◆ Collected data entries ◆
— begin —
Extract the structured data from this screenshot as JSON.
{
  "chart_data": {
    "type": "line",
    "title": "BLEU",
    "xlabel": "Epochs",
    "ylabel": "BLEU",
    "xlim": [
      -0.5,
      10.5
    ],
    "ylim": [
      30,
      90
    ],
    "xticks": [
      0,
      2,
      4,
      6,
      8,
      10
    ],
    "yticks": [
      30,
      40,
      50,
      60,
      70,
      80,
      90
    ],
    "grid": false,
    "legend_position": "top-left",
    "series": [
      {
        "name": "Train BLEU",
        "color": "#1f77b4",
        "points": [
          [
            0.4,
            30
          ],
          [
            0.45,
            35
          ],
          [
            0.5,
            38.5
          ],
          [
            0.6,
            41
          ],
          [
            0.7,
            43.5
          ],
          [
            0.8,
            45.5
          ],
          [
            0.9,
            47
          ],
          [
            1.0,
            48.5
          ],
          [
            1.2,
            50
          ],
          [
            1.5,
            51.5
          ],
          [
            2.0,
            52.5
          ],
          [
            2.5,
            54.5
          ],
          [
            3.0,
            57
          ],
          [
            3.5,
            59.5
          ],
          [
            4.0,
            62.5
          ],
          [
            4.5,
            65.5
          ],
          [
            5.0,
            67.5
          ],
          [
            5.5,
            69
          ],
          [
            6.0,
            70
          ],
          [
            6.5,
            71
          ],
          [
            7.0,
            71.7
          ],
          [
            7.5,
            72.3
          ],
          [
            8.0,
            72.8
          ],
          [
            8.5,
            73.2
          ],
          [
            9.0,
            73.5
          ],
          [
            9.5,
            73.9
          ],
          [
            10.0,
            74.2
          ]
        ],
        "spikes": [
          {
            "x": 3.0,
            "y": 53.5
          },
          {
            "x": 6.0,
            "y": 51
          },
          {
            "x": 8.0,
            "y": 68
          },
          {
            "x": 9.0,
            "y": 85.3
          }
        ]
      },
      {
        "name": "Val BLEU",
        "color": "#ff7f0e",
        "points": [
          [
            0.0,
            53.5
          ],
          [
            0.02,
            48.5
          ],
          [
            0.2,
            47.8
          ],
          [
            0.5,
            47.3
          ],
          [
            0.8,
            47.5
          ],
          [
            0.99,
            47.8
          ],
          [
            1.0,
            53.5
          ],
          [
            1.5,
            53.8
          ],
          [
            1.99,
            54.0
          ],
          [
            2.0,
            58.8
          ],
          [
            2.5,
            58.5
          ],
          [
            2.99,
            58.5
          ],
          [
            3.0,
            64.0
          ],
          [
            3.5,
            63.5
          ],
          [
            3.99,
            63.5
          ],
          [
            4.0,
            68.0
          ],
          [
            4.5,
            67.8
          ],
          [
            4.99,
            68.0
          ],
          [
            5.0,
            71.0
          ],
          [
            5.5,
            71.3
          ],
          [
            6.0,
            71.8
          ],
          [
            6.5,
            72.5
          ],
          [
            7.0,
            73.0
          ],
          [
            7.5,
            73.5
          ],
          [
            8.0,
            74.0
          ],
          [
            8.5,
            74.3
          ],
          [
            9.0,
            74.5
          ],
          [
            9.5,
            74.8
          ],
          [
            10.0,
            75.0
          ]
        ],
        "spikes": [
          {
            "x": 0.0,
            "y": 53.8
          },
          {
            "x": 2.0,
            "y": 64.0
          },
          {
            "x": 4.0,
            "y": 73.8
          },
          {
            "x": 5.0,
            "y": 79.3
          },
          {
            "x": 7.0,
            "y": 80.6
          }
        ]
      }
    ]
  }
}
— end —
◆ Task ◆
Transcribe the records above exactly as they appear.

◆ Task output ◆
Extract the structured data from this screenshot as JSON.
{
  "chart_data": {
    "type": "line",
    "title": "BLEU",
    "xlabel": "Epochs",
    "ylabel": "BLEU",
    "xlim": [
      -0.5,
      10.5
    ],
    "ylim": [
      30,
      90
    ],
    "xticks": [
      0,
      2,
      4,
      6,
      8,
      10
    ],
    "yticks": [
      30,
      40,
      50,
      60,
      70,
      80,
      90
    ],
    "grid": false,
    "legend_position": "top-left",
    "series": [
      {
        "name": "Train BLEU",
        "color": "#1f77b4",
        "points": [
          [
            0.4,
            30
          ],
          [
            0.45,
            35
          ],
          [
            0.5,
            38.5
          ],
          [
            0.6,
            41
          ],
          [
            0.7,
            43.5
          ],
          [
            0.8,
            45.5
          ],
          [
            0.9,
            47
          ],
          [
            1.0,
            48.5
          ],
          [
            1.2,
            50
          ],
          [
            1.5,
            51.5
          ],
          [
            2.0,
            52.5
          ],
          [
            2.5,
            54.5
          ],
          [
            3.0,
            57
          ],
          [
            3.5,
            59.5
          ],
          [
            4.0,
            62.5
          ],
          [
            4.5,
            65.5
          ],
          [
            5.0,
            67.5
          ],
          [
            5.5,
            69
          ],
          [
            6.0,
            70
          ],
          [
            6.5,
            71
          ],
          [
            7.0,
            71.7
          ],
          [
            7.5,
            72.3
          ],
          [
            8.0,
            72.8
          ],
          [
            8.5,
            73.2
          ],
          [
            9.0,
            73.5
          ],
          [
            9.5,
            73.9
          ],
          [
            10.0,
            74.2
          ]
        ],
        "spikes": [
          {
            "x": 3.0,
            "y": 53.5
          },
          {
            "x": 6.0,
            "y": 51
          },
          {
            "x": 8.0,
            "y": 68
          },
          {
            "x": 9.0,
            "y": 85.3
          }
        ]
      },
      {
        "name": "Val BLEU",
        "color": "#ff7f0e",
        "points": [
          [
            0.0,
            53.5
          ],
          [
            0.02,
            48.5
          ],
          [
            0.2,
            47.8
          ],
          [
            0.5,
            47.3
          ],
          [
            0.8,
            47.5
          ],
          [
            0.99,
            47.8
          ],
          [
            1.0,
            53.5
          ],
          [
            1.5,
            53.8
          ],
          [
            1.99,
            54.0
          ],
          [
            2.0,
            58.8
          ],
          [
            2.5,
            58.5
          ],
          [
            2.99,
            58.5
          ],
          [
            3.0,
            64.0
          ],
          [
            3.5,
            63.5
          ],
          [
            3.99,
            63.5
          ],
          [
            4.0,
            68.0
          ],
          [
            4.5,
            67.8
          ],
          [
            4.99,
            68.0
          ],
          [
            5.0,
            71.0
          ],
          [
            5.5,
            71.3
          ],
          [
            6.0,
            71.8
          ],
          [
            6.5,
            72.5
          ],
          [
            7.0,
            73.0
          ],
          [
            7.5,
            73.5
          ],
          [
            8.0,
            74.0
          ],
          [
            8.5,
            74.3
          ],
          [
            9.0,
            74.5
          ],
          [
            9.5,
            74.8
          ],
          [
            10.0,
            75.0
          ]
        ],
        "spikes": [
          {
            "x": 0.0,
            "y": 53.8
          },
          {
            "x": 2.0,
            "y": 64.0
          },
          {
            "x": 4.0,
            "y": 73.8
          },
          {
            "x": 5.0,
            "y": 79.3
          },
          {
            "x": 7.0,
            "y": 80.6
          }
        ]
      }
    ]
  }
}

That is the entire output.